Go through the records below line by line. Count the lines with "length" and give the count alone.

···

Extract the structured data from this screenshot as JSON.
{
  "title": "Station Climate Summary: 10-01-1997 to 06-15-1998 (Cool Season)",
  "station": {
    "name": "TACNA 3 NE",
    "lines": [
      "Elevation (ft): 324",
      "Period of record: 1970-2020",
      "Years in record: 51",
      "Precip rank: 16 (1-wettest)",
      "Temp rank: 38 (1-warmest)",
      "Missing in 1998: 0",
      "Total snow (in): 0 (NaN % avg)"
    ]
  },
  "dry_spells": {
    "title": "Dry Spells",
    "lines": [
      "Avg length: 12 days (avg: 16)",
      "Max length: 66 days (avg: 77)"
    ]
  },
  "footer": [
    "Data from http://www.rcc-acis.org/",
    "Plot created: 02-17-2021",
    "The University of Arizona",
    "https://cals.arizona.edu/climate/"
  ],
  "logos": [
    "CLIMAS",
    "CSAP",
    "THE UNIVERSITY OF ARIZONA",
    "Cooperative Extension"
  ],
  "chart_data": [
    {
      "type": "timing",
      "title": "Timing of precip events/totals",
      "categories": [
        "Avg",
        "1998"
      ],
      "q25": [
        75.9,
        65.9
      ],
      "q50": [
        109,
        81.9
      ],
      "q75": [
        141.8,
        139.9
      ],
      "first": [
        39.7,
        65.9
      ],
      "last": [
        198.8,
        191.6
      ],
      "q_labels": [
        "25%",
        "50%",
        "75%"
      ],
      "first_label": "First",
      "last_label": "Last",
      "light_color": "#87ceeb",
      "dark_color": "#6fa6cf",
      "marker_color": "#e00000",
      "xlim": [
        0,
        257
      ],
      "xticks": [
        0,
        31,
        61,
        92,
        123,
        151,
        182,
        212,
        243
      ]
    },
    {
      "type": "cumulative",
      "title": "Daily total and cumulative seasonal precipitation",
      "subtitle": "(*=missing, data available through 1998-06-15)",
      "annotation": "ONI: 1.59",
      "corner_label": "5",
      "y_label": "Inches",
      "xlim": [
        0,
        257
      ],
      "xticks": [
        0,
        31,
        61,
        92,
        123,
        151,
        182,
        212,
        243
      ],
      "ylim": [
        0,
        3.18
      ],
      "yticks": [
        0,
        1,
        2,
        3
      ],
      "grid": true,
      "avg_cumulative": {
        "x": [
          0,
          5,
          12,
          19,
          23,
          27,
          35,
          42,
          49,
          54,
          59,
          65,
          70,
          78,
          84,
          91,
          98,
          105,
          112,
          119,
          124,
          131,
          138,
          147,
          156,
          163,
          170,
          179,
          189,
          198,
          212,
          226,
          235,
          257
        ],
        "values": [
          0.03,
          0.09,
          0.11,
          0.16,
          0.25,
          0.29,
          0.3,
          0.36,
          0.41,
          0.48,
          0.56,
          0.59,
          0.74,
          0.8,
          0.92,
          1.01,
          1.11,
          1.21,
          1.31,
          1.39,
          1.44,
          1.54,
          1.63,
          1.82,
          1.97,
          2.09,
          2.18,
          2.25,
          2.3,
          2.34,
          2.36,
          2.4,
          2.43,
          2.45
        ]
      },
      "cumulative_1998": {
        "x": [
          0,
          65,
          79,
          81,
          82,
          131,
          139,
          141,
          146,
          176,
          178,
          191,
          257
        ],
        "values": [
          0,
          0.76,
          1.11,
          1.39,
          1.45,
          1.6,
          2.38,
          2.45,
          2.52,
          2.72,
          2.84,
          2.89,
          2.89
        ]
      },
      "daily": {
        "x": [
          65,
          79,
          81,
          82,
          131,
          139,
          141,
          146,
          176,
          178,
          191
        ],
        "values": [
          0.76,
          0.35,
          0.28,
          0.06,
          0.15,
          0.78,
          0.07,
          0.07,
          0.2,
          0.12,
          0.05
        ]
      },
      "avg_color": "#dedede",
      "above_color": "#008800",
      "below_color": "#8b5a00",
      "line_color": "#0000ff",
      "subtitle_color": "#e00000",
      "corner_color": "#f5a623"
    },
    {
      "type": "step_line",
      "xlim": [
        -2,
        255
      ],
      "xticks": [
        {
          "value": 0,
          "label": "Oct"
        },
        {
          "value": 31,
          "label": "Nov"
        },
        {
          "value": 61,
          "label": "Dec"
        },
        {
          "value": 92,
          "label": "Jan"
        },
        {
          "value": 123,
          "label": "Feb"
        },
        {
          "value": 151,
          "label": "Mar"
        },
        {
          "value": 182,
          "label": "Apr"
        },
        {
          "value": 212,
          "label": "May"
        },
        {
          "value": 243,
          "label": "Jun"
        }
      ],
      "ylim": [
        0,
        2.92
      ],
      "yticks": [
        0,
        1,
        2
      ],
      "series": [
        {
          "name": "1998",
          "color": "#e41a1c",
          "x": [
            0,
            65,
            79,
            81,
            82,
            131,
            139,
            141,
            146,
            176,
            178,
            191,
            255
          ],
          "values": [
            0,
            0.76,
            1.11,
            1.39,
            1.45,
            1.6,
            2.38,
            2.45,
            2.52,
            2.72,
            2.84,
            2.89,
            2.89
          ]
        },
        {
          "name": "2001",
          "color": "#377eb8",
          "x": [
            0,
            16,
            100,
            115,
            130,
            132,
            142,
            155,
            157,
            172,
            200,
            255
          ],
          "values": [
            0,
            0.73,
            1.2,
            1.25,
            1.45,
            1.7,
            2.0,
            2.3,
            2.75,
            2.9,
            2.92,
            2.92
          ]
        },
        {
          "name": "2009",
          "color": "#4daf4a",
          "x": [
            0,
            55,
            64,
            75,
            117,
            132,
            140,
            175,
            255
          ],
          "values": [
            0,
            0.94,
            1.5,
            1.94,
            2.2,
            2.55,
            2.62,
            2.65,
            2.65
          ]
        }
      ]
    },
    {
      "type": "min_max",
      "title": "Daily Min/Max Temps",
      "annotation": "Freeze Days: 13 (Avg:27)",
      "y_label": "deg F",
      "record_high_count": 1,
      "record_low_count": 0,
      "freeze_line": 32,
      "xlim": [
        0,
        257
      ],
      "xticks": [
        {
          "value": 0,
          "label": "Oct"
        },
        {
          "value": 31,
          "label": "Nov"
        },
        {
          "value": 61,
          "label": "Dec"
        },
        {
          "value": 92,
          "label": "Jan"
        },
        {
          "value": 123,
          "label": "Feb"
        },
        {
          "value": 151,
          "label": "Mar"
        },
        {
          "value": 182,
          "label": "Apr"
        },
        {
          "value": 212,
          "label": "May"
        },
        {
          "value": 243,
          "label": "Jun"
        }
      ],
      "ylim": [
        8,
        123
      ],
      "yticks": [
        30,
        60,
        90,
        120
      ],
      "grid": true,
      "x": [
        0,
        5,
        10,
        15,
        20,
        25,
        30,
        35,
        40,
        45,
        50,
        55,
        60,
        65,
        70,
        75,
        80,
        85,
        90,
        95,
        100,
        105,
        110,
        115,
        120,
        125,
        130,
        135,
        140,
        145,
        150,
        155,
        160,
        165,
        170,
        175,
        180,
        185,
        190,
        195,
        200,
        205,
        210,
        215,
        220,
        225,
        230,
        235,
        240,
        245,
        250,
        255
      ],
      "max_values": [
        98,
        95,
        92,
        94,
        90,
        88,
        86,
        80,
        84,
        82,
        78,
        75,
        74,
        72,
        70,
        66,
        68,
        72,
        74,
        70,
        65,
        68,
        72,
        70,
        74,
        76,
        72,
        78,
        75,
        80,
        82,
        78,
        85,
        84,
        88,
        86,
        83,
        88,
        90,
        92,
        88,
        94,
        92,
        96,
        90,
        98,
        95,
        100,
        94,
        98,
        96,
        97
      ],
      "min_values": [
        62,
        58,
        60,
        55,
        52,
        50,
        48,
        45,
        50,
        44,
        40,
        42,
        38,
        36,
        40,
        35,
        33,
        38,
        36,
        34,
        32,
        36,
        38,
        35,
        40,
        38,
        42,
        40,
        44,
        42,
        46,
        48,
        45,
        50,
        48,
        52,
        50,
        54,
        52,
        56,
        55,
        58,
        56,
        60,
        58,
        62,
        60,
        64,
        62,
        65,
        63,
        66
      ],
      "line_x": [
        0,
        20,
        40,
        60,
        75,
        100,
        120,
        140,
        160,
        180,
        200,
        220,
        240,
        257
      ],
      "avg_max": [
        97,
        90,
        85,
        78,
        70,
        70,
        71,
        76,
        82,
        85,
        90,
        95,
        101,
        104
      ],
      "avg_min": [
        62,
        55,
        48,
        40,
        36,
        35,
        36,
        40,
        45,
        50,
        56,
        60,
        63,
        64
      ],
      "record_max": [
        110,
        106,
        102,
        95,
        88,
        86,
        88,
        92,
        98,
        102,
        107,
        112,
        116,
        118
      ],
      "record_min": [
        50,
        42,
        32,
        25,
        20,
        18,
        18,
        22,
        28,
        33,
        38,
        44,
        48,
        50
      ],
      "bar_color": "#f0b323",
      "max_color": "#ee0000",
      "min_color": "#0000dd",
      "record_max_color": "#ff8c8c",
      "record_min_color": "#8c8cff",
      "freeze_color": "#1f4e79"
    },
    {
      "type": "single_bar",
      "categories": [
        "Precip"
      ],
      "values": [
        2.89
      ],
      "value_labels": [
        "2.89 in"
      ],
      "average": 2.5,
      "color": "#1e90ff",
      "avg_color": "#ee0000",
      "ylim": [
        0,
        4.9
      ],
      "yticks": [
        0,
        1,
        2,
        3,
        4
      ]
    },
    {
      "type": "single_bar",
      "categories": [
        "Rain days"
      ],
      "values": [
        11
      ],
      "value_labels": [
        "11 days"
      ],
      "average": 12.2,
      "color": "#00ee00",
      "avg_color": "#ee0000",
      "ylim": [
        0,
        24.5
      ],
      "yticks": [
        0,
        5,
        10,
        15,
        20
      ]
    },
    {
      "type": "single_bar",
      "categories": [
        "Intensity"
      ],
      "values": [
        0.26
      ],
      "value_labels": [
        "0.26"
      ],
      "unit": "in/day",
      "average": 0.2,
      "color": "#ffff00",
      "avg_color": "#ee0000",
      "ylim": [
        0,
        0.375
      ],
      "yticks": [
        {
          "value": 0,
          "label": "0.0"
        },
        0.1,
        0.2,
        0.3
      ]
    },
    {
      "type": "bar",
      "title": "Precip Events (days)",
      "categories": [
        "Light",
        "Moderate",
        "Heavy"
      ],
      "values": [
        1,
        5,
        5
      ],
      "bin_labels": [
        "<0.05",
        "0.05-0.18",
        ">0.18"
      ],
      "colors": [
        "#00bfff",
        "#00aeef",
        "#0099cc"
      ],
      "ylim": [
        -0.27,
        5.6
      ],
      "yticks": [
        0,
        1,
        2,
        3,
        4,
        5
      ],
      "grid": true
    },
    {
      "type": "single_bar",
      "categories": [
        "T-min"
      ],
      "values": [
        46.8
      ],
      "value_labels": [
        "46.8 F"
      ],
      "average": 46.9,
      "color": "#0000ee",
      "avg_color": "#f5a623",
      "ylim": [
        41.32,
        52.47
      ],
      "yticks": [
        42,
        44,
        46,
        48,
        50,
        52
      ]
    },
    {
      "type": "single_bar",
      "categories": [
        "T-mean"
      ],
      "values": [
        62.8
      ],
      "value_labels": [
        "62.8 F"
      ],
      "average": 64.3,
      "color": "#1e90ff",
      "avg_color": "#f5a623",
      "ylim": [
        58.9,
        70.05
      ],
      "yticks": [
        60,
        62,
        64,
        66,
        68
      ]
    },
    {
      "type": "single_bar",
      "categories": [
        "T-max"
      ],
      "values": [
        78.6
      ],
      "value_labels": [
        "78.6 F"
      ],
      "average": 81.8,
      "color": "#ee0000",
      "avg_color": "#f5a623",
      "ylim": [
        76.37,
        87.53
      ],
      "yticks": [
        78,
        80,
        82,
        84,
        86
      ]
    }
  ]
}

···

__Exercise result__: 2